TO BE DONE:
Would you write out the entries below, every one of them, exactly?

(Part of a data file)
########
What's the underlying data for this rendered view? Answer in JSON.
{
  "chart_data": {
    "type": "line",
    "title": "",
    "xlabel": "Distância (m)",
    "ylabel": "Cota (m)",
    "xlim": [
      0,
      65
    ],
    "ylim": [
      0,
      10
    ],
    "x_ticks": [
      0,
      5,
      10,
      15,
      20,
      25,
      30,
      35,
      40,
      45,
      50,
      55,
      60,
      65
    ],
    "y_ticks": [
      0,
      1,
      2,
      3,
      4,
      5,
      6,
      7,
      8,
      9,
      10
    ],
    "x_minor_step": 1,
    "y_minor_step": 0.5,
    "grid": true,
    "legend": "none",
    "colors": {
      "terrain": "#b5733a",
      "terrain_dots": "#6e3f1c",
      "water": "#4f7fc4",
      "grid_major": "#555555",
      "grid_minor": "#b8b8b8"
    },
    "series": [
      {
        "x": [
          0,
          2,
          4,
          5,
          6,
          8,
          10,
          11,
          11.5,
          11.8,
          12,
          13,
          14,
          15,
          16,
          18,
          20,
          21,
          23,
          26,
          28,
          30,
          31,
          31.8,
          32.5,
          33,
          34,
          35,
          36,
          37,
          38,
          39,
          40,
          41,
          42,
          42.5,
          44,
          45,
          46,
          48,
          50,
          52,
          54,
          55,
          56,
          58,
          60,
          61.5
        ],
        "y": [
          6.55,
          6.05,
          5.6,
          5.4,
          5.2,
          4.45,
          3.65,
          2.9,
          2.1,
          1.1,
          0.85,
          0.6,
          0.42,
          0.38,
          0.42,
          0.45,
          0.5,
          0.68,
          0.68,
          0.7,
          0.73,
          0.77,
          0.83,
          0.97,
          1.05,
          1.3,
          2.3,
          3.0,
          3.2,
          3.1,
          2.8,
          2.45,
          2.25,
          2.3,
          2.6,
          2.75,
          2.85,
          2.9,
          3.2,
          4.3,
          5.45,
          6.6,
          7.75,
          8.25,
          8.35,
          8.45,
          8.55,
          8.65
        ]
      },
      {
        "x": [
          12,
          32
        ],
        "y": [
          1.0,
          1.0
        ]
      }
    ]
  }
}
########
SOLUTION:
What's the underlying data for this rendered view? Answer in JSON.
{
  "chart_data": {
    "type": "line",
    "title": "",
    "xlabel": "Distância (m)",
    "ylabel": "Cota (m)",
    "xlim": [
      0,
      65
    ],
    "ylim": [
      0,
      10
    ],
    "x_ticks": [
      0,
      5,
      10,
      15,
      20,
      25,
      30,
      35,
      40,
      45,
      50,
      55,
      60,
      65
    ],
    "y_ticks": [
      0,
      1,
      2,
      3,
      4,
      5,
      6,
      7,
      8,
      9,
      10
    ],
    "x_minor_step": 1,
    "y_minor_step": 0.5,
    "grid": true,
    "legend": "none",
    "colors": {
      "terrain": "#b5733a",
      "terrain_dots": "#6e3f1c",
      "water": "#4f7fc4",
      "grid_major": "#555555",
      "grid_minor": "#b8b8b8"
    },
    "series": [
      {
        "x": [
          0,
          2,
          4,
          5,
          6,
          8,
          10,
          11,
          11.5,
          11.8,
          12,
          13,
          14,
          15,
          16,
          18,
          20,
          21,
          23,
          26,
          28,
          30,
          31,
          31.8,
          32.5,
          33,
          34,
          35,
          36,
          37,
          38,
          39,
          40,
          41,
          42,
          42.5,
          44,
          45,
          46,
          48,
          50,
          52,
          54,
          55,
          56,
          58,
          60,
          61.5
        ],
        "y": [
          6.55,
          6.05,
          5.6,
          5.4,
          5.2,
          4.45,
          3.65,
          2.9,
          2.1,
          1.1,
          0.85,
          0.6,
          0.42,
          0.38,
          0.42,
          0.45,
          0.5,
          0.68,
          0.68,
          0.7,
          0.73,
          0.77,
          0.83,
          0.97,
          1.05,
          1.3,
          2.3,
          3.0,
          3.2,
          3.1,
          2.8,
          2.45,
          2.25,
          2.3,
          2.6,
          2.75,
          2.85,
          2.9,
          3.2,
          4.3,
          5.45,
          6.6,
          7.75,
          8.25,
          8.35,
          8.45,
          8.55,
          8.65
        ]
      },
      {
        "x": [
          12,
          32
        ],
        "y": [
          1.0,
          1.0
        ]
      }
    ]
  }
}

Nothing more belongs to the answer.